### Work to do
Make an exact copy of each entry, leaving out every picture.

%%

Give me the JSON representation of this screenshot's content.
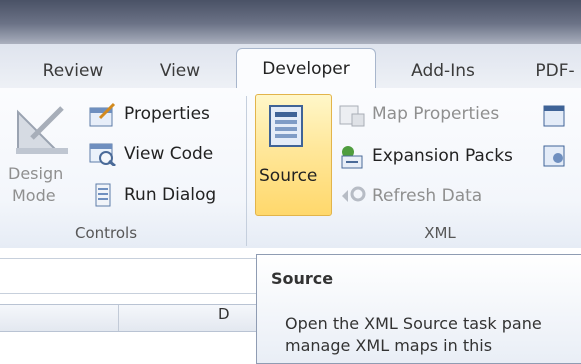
{
  "tabs": [
    {
      "label": "Review"
    },
    {
      "label": "View"
    },
    {
      "label": "Developer",
      "active": true
    },
    {
      "label": "Add-Ins"
    },
    {
      "label": "PDF-"
    }
  ],
  "controls": {
    "design_mode_line1": "Design",
    "design_mode_line2": "Mode",
    "properties": "Properties",
    "view_code": "View Code",
    "run_dialog": "Run Dialog",
    "group_label": "Controls"
  },
  "xml": {
    "source": "Source",
    "map_properties": "Map Properties",
    "expansion_packs": "Expansion Packs",
    "refresh_data": "Refresh Data",
    "group_label": "XML"
  },
  "sheet": {
    "column_header": "D"
  },
  "tooltip": {
    "title": "Source",
    "line1": "Open the XML Source task pane",
    "line2": "manage XML maps in this"
  },
  "colors": {
    "source_highlight": "#ffe08a",
    "tab_active_bg": "#fbfcfe"
  }
}
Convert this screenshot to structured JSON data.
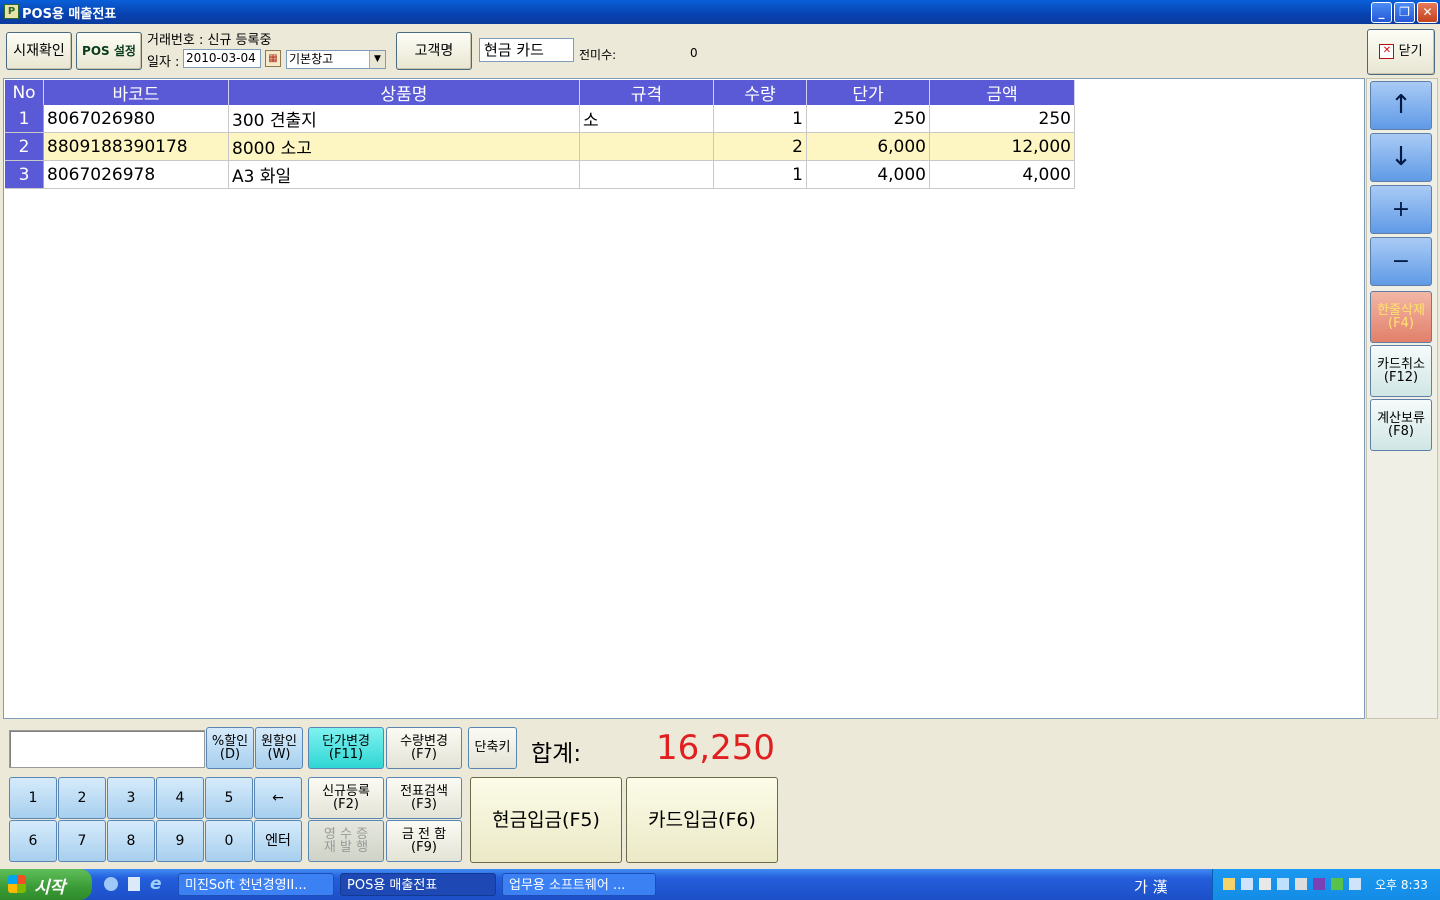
{
  "window": {
    "title": "POS용 매출전표"
  },
  "toolbar": {
    "btn_cash_check": "시재확인",
    "btn_pos_settings": "POS 설정",
    "deal_no_label": "거래번호 : 신규 등록중",
    "date_label": "일자 :",
    "date_value": "2010-03-04",
    "warehouse_value": "기본창고",
    "btn_customer": "고객명",
    "pay_type": "현금 카드",
    "prev_unpaid_label": "전미수:",
    "prev_unpaid_value": "0",
    "btn_close": "닫기"
  },
  "grid": {
    "headers": {
      "no": "No",
      "barcode": "바코드",
      "name": "상품명",
      "spec": "규격",
      "qty": "수량",
      "price": "단가",
      "amount": "금액"
    },
    "rows": [
      {
        "no": "1",
        "barcode": "8067026980",
        "name": "300 견출지",
        "spec": "소",
        "qty": "1",
        "price": "250",
        "amount": "250"
      },
      {
        "no": "2",
        "barcode": "8809188390178",
        "name": "8000 소고",
        "spec": "",
        "qty": "2",
        "price": "6,000",
        "amount": "12,000"
      },
      {
        "no": "3",
        "barcode": "8067026978",
        "name": "A3 화일",
        "spec": "",
        "qty": "1",
        "price": "4,000",
        "amount": "4,000"
      }
    ]
  },
  "right_panel": {
    "up": "↑",
    "down": "↓",
    "plus": "+",
    "minus": "−",
    "delete_line": "한줄삭제",
    "delete_line_key": "(F4)",
    "card_cancel": "카드취소",
    "card_cancel_key": "(F12)",
    "hold": "계산보류",
    "hold_key": "(F8)"
  },
  "bottom": {
    "pct_discount": "%할인",
    "pct_discount_key": "(D)",
    "won_discount": "원할인",
    "won_discount_key": "(W)",
    "price_change": "단가변경",
    "price_change_key": "(F11)",
    "qty_change": "수량변경",
    "qty_change_key": "(F7)",
    "shortcut": "단축키",
    "total_label": "합계:",
    "total_value": "16,250",
    "keypad": [
      "1",
      "2",
      "3",
      "4",
      "5",
      "←",
      "6",
      "7",
      "8",
      "9",
      "0",
      "엔터"
    ],
    "new_entry": "신규등록",
    "new_entry_key": "(F2)",
    "slip_search": "전표검색",
    "slip_search_key": "(F3)",
    "receipt_reissue_l1": "영 수 증",
    "receipt_reissue_l2": "재 발 행",
    "cash_drawer_l1": "금 전 함",
    "cash_drawer_key": "(F9)",
    "cash_deposit": "현금입금(F5)",
    "card_deposit": "카드입금(F6)"
  },
  "taskbar": {
    "start": "시작",
    "tasks": [
      "미진Soft 천년경영II...",
      "POS용 매출전표",
      "업무용 소프트웨어 ..."
    ],
    "ime": "가 漢",
    "clock": "오후 8:33"
  },
  "colors": {
    "grid_header": "#5a5ad6",
    "selected_row": "#fdf6c3",
    "total": "#e02020"
  }
}
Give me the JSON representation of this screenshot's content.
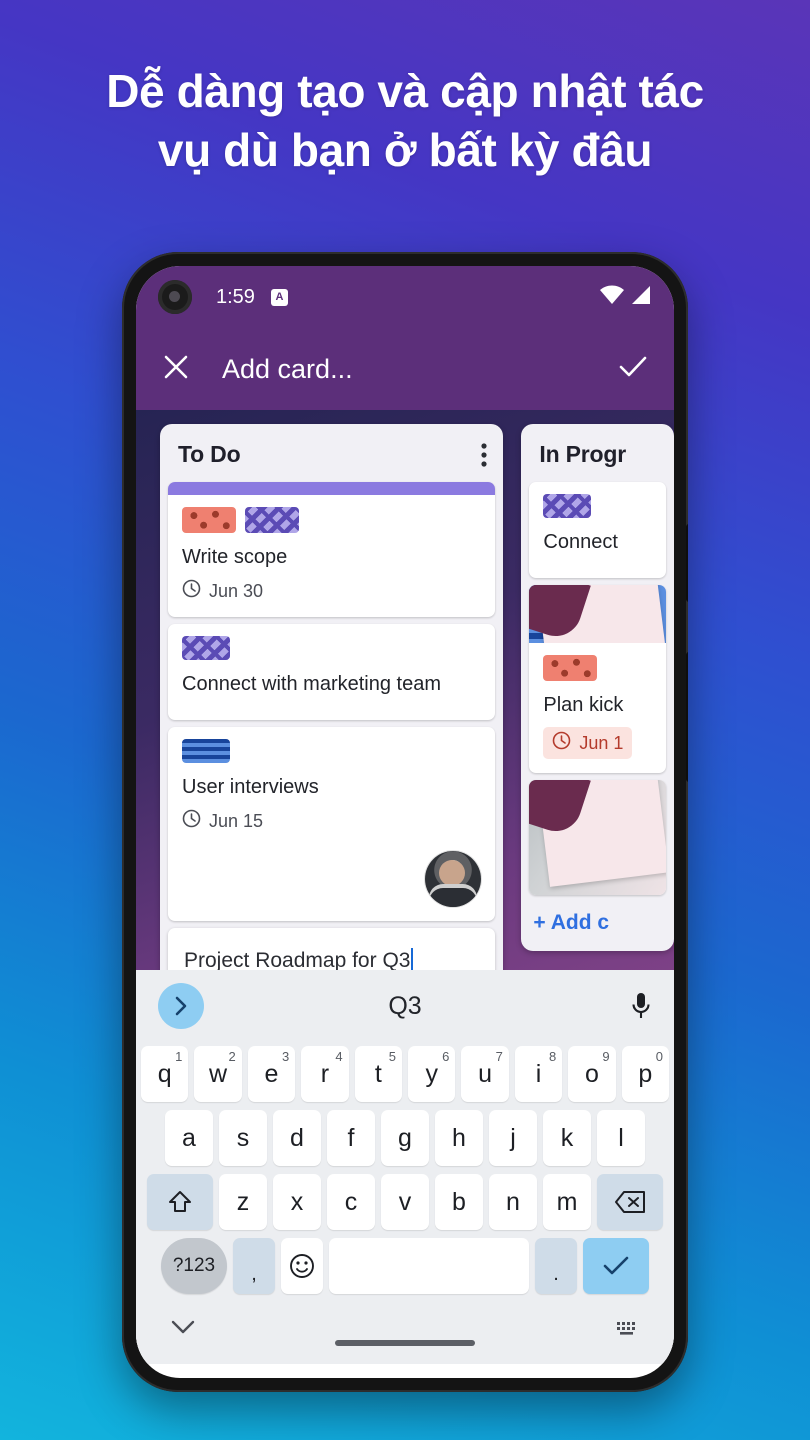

%%

### Exercise result
Give me the JSON representation of this screenshot's content.
{
  "tabs": [
    {
      "label": "Review"
    },
    {
      "label": "View"
    },
    {
      "label": "Developer",
      "active": true
    },
    {
      "label": "Add-Ins"
    },
    {
      "label": "PDF-"
    }
  ],
  "controls": {
    "design_mode_line1": "Design",
    "design_mode_line2": "Mode",
    "properties": "Properties",
    "view_code": "View Code",
    "run_dialog": "Run Dialog",
    "group_label": "Controls"
  },
  "xml": {
    "source": "Source",
    "map_properties": "Map Properties",
    "expansion_packs": "Expansion Packs",
    "refresh_data": "Refresh Data",
    "group_label": "XML"
  },
  "sheet": {
    "column_header": "D"
  },
  "tooltip": {
    "title": "Source",
    "line1": "Open the XML Source task pane",
    "line2": "manage XML maps in this"
  },
  "colors": {
    "source_highlight": "#ffe08a",
    "tab_active_bg": "#fbfcfe"
  }
}
Convert this screenshot to structured JSON data.
{
  "window": {
    "title": "POS용 매출전표"
  },
  "toolbar": {
    "btn_cash_check": "시재확인",
    "btn_pos_settings": "POS 설정",
    "deal_no_label": "거래번호 : 신규 등록중",
    "date_label": "일자 :",
    "date_value": "2010-03-04",
    "warehouse_value": "기본창고",
    "btn_customer": "고객명",
    "pay_type": "현금 카드",
    "prev_unpaid_label": "전미수:",
    "prev_unpaid_value": "0",
    "btn_close": "닫기"
  },
  "grid": {
    "headers": {
      "no": "No",
      "barcode": "바코드",
      "name": "상품명",
      "spec": "규격",
      "qty": "수량",
      "price": "단가",
      "amount": "금액"
    },
    "rows": [
      {
        "no": "1",
        "barcode": "8067026980",
        "name": "300 견출지",
        "spec": "소",
        "qty": "1",
        "price": "250",
        "amount": "250"
      },
      {
        "no": "2",
        "barcode": "8809188390178",
        "name": "8000 소고",
        "spec": "",
        "qty": "2",
        "price": "6,000",
        "amount": "12,000"
      },
      {
        "no": "3",
        "barcode": "8067026978",
        "name": "A3 화일",
        "spec": "",
        "qty": "1",
        "price": "4,000",
        "amount": "4,000"
      }
    ]
  },
  "right_panel": {
    "up": "↑",
    "down": "↓",
    "plus": "+",
    "minus": "−",
    "delete_line": "한줄삭제",
    "delete_line_key": "(F4)",
    "card_cancel": "카드취소",
    "card_cancel_key": "(F12)",
    "hold": "계산보류",
    "hold_key": "(F8)"
  },
  "bottom": {
    "pct_discount": "%할인",
    "pct_discount_key": "(D)",
    "won_discount": "원할인",
    "won_discount_key": "(W)",
    "price_change": "단가변경",
    "price_change_key": "(F11)",
    "qty_change": "수량변경",
    "qty_change_key": "(F7)",
    "shortcut": "단축키",
    "total_label": "합계:",
    "total_value": "16,250",
    "keypad": [
      "1",
      "2",
      "3",
      "4",
      "5",
      "←",
      "6",
      "7",
      "8",
      "9",
      "0",
      "엔터"
    ],
    "new_entry": "신규등록",
    "new_entry_key": "(F2)",
    "slip_search": "전표검색",
    "slip_search_key": "(F3)",
    "receipt_reissue_l1": "영 수 증",
    "receipt_reissue_l2": "재 발 행",
    "cash_drawer_l1": "금 전 함",
    "cash_drawer_key": "(F9)",
    "cash_deposit": "현금입금(F5)",
    "card_deposit": "카드입금(F6)"
  },
  "taskbar": {
    "start": "시작",
    "tasks": [
      "미진Soft 천년경영II...",
      "POS용 매출전표",
      "업무용 소프트웨어 ..."
    ],
    "ime": "가 漢",
    "clock": "오후 8:33"
  },
  "colors": {
    "grid_header": "#5a5ad6",
    "selected_row": "#fdf6c3",
    "total": "#e02020"
  }
}
Give me the JSON representation of this screenshot's content.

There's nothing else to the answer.